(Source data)
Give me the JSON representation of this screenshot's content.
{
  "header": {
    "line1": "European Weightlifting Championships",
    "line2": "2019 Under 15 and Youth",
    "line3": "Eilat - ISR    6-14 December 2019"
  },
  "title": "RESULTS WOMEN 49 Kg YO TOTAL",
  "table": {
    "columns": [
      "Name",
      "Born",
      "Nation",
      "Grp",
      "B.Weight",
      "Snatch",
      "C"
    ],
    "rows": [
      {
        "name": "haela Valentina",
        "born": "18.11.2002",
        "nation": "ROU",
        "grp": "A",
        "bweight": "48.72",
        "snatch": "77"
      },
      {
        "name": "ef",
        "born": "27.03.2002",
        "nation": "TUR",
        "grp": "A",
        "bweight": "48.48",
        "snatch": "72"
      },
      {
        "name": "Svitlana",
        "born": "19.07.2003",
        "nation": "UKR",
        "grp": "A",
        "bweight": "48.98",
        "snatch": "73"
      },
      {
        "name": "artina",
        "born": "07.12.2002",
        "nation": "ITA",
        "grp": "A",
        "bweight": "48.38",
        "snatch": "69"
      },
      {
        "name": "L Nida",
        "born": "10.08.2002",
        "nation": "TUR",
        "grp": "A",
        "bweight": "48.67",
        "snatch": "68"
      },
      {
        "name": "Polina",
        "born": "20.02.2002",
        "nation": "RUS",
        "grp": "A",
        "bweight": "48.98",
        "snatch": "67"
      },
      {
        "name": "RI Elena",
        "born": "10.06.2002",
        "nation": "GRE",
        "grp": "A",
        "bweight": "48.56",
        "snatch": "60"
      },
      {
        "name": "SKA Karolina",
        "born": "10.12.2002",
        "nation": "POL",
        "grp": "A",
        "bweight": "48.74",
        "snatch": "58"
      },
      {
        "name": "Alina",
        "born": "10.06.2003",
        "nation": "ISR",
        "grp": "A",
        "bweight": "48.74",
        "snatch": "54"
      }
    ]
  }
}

▸ Description of the task:
Produce an exact copy of every entry above.

▸ Answer to this problem:
Give me the JSON representation of this screenshot's content.
{
  "header": {
    "line1": "European Weightlifting Championships",
    "line2": "2019 Under 15 and Youth",
    "line3": "Eilat - ISR    6-14 December 2019"
  },
  "title": "RESULTS WOMEN 49 Kg YO TOTAL",
  "table": {
    "columns": [
      "Name",
      "Born",
      "Nation",
      "Grp",
      "B.Weight",
      "Snatch",
      "C"
    ],
    "rows": [
      {
        "name": "haela Valentina",
        "born": "18.11.2002",
        "nation": "ROU",
        "grp": "A",
        "bweight": "48.72",
        "snatch": "77"
      },
      {
        "name": "ef",
        "born": "27.03.2002",
        "nation": "TUR",
        "grp": "A",
        "bweight": "48.48",
        "snatch": "72"
      },
      {
        "name": "Svitlana",
        "born": "19.07.2003",
        "nation": "UKR",
        "grp": "A",
        "bweight": "48.98",
        "snatch": "73"
      },
      {
        "name": "artina",
        "born": "07.12.2002",
        "nation": "ITA",
        "grp": "A",
        "bweight": "48.38",
        "snatch": "69"
      },
      {
        "name": "L Nida",
        "born": "10.08.2002",
        "nation": "TUR",
        "grp": "A",
        "bweight": "48.67",
        "snatch": "68"
      },
      {
        "name": "Polina",
        "born": "20.02.2002",
        "nation": "RUS",
        "grp": "A",
        "bweight": "48.98",
        "snatch": "67"
      },
      {
        "name": "RI Elena",
        "born": "10.06.2002",
        "nation": "GRE",
        "grp": "A",
        "bweight": "48.56",
        "snatch": "60"
      },
      {
        "name": "SKA Karolina",
        "born": "10.12.2002",
        "nation": "POL",
        "grp": "A",
        "bweight": "48.74",
        "snatch": "58"
      },
      {
        "name": "Alina",
        "born": "10.06.2003",
        "nation": "ISR",
        "grp": "A",
        "bweight": "48.74",
        "snatch": "54"
      }
    ]
  }
}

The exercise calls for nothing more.